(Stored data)
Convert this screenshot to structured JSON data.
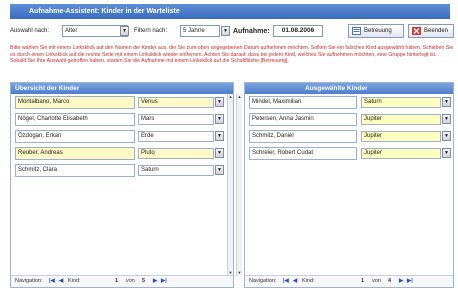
{
  "window": {
    "title": "Aufnahme-Assistent: Kinder in der Warteliste"
  },
  "toolbar": {
    "sort_label": "Auswahl nach:",
    "sort_value": "Alter",
    "filter_label": "Filtern nach:",
    "filter_value": "5 Jahr/e",
    "admission_label": "Aufnahme:",
    "admission_date": "01.08.2006",
    "care_button": "Betreuung",
    "end_button": "Beenden"
  },
  "hint": "Bitte wählen Sie mit einem Linksklick auf den Namen die Kinder aus, die Sie zum oben angegebenen Datum aufnehmen möchten. Sollten Sie ein falsches Kind ausgewählt haben, Schieben Sie es durch einen Linksklick auf die rechte Seite mit einem Linksklick wieder entfernen. Achten Sie darauf, dass bei jedem Kind, welches Sie aufnehmen möchten, eine Gruppe hinterlegt ist. Sobald Sie Ihre Auswahl getroffen haben, starten Sie die Aufnahme mit einem Linksklick auf die Schaltfläche [Betreuung].",
  "left_panel": {
    "title": "Übersicht der Kinder",
    "rows": [
      {
        "name": "Montalbano, Marco",
        "group": "Venus",
        "highlight": true
      },
      {
        "name": "Nögel, Charlotte Elisabeth",
        "group": "Mars",
        "highlight": false
      },
      {
        "name": "Özdogan, Erkan",
        "group": "Erde",
        "highlight": false
      },
      {
        "name": "Reuber, Andreas",
        "group": "Pluto",
        "highlight": true
      },
      {
        "name": "Schmitz, Clara",
        "group": "Saturn",
        "highlight": false
      }
    ],
    "nav_label": "Navigation:",
    "nav_kind": "Kind:",
    "nav_page": "1",
    "nav_of": "von",
    "nav_total": "5"
  },
  "right_panel": {
    "title": "Ausgewählte Kinder",
    "rows": [
      {
        "name": "Mindel, Maximilian",
        "group": "Saturn"
      },
      {
        "name": "Petersen, Anna Jasmin",
        "group": "Jupiter"
      },
      {
        "name": "Schmitz, Daniel",
        "group": "Jupiter"
      },
      {
        "name": "Schreier, Robert Cudat",
        "group": "Jupiter"
      }
    ],
    "nav_label": "Navigation:",
    "nav_kind": "Kind:",
    "nav_page": "1",
    "nav_of": "von",
    "nav_total": "4"
  },
  "colors": {
    "title_bar": "#3a6cc0",
    "hint_text": "#cc2b2b",
    "highlight_row": "#fff9c8",
    "selected_group": "#ffffc0"
  }
}
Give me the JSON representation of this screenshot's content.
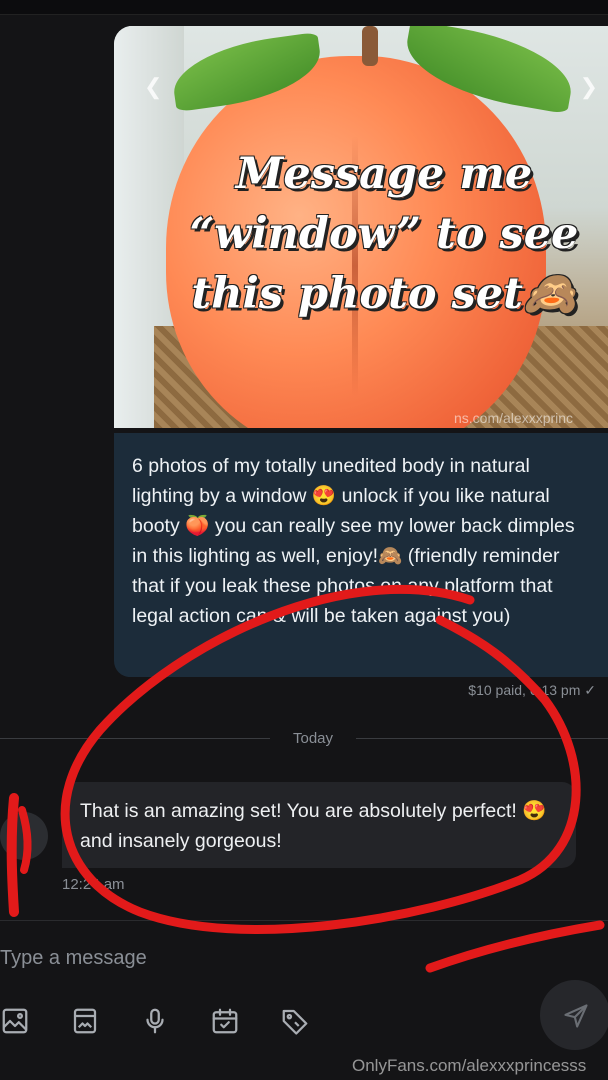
{
  "photo_post": {
    "overlay_text": "Message me “window” to see this photo set🙈",
    "watermark": "ns.com/alexxxprinc"
  },
  "message_out": {
    "text": "6 photos of my totally unedited body in natural lighting by a window 😍 unlock if you like natural booty 🍑 you can really see my lower back dimples in this lighting as well, enjoy!🙈 (friendly reminder that if you leak these photos on any platform that legal action can & will be taken against you)",
    "meta": "$10 paid, 6:13 pm"
  },
  "date_divider": "Today",
  "message_in": {
    "text": "That is an amazing set! You are absolutely perfect! 😍 and insanely gorgeous!",
    "time": "12:24 am"
  },
  "composer": {
    "placeholder": "Type a message"
  },
  "toolbar": {
    "icons": [
      "image-icon",
      "gallery-icon",
      "microphone-icon",
      "calendar-check-icon",
      "price-tag-icon"
    ],
    "send_icon": "send-icon"
  },
  "footer_watermark": "OnlyFans.com/alexxxprincesss",
  "colors": {
    "background": "#141416",
    "outgoing_bubble": "#1c2c3a",
    "incoming_bubble": "#232428",
    "annotation": "#e21a1a"
  }
}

_AIM OF THE EXERCISE_
Repeat each entry exactly as it appears; skip any picture.

_SOLVED EXERCISE_
Convert this screenshot to structured JSON data.
{
  "window": {
    "title": "Aufnahme-Assistent: Kinder in der Warteliste"
  },
  "toolbar": {
    "sort_label": "Auswahl nach:",
    "sort_value": "Alter",
    "filter_label": "Filtern nach:",
    "filter_value": "5 Jahr/e",
    "admission_label": "Aufnahme:",
    "admission_date": "01.08.2006",
    "care_button": "Betreuung",
    "end_button": "Beenden"
  },
  "hint": "Bitte wählen Sie mit einem Linksklick auf den Namen die Kinder aus, die Sie zum oben angegebenen Datum aufnehmen möchten. Sollten Sie ein falsches Kind ausgewählt haben, Schieben Sie es durch einen Linksklick auf die rechte Seite mit einem Linksklick wieder entfernen. Achten Sie darauf, dass bei jedem Kind, welches Sie aufnehmen möchten, eine Gruppe hinterlegt ist. Sobald Sie Ihre Auswahl getroffen haben, starten Sie die Aufnahme mit einem Linksklick auf die Schaltfläche [Betreuung].",
  "left_panel": {
    "title": "Übersicht der Kinder",
    "rows": [
      {
        "name": "Montalbano, Marco",
        "group": "Venus",
        "highlight": true
      },
      {
        "name": "Nögel, Charlotte Elisabeth",
        "group": "Mars",
        "highlight": false
      },
      {
        "name": "Özdogan, Erkan",
        "group": "Erde",
        "highlight": false
      },
      {
        "name": "Reuber, Andreas",
        "group": "Pluto",
        "highlight": true
      },
      {
        "name": "Schmitz, Clara",
        "group": "Saturn",
        "highlight": false
      }
    ],
    "nav_label": "Navigation:",
    "nav_kind": "Kind:",
    "nav_page": "1",
    "nav_of": "von",
    "nav_total": "5"
  },
  "right_panel": {
    "title": "Ausgewählte Kinder",
    "rows": [
      {
        "name": "Mindel, Maximilian",
        "group": "Saturn"
      },
      {
        "name": "Petersen, Anna Jasmin",
        "group": "Jupiter"
      },
      {
        "name": "Schmitz, Daniel",
        "group": "Jupiter"
      },
      {
        "name": "Schreier, Robert Cudat",
        "group": "Jupiter"
      }
    ],
    "nav_label": "Navigation:",
    "nav_kind": "Kind:",
    "nav_page": "1",
    "nav_of": "von",
    "nav_total": "4"
  },
  "colors": {
    "title_bar": "#3a6cc0",
    "hint_text": "#cc2b2b",
    "highlight_row": "#fff9c8",
    "selected_group": "#ffffc0"
  }
}
Give me the JSON representation of this screenshot's content.
{
  "photo_post": {
    "overlay_text": "Message me “window” to see this photo set🙈",
    "watermark": "ns.com/alexxxprinc"
  },
  "message_out": {
    "text": "6 photos of my totally unedited body in natural lighting by a window 😍 unlock if you like natural booty 🍑 you can really see my lower back dimples in this lighting as well, enjoy!🙈 (friendly reminder that if you leak these photos on any platform that legal action can & will be taken against you)",
    "meta": "$10 paid, 6:13 pm"
  },
  "date_divider": "Today",
  "message_in": {
    "text": "That is an amazing set! You are absolutely perfect! 😍 and insanely gorgeous!",
    "time": "12:24 am"
  },
  "composer": {
    "placeholder": "Type a message"
  },
  "toolbar": {
    "icons": [
      "image-icon",
      "gallery-icon",
      "microphone-icon",
      "calendar-check-icon",
      "price-tag-icon"
    ],
    "send_icon": "send-icon"
  },
  "footer_watermark": "OnlyFans.com/alexxxprincesss",
  "colors": {
    "background": "#141416",
    "outgoing_bubble": "#1c2c3a",
    "incoming_bubble": "#232428",
    "annotation": "#e21a1a"
  }
}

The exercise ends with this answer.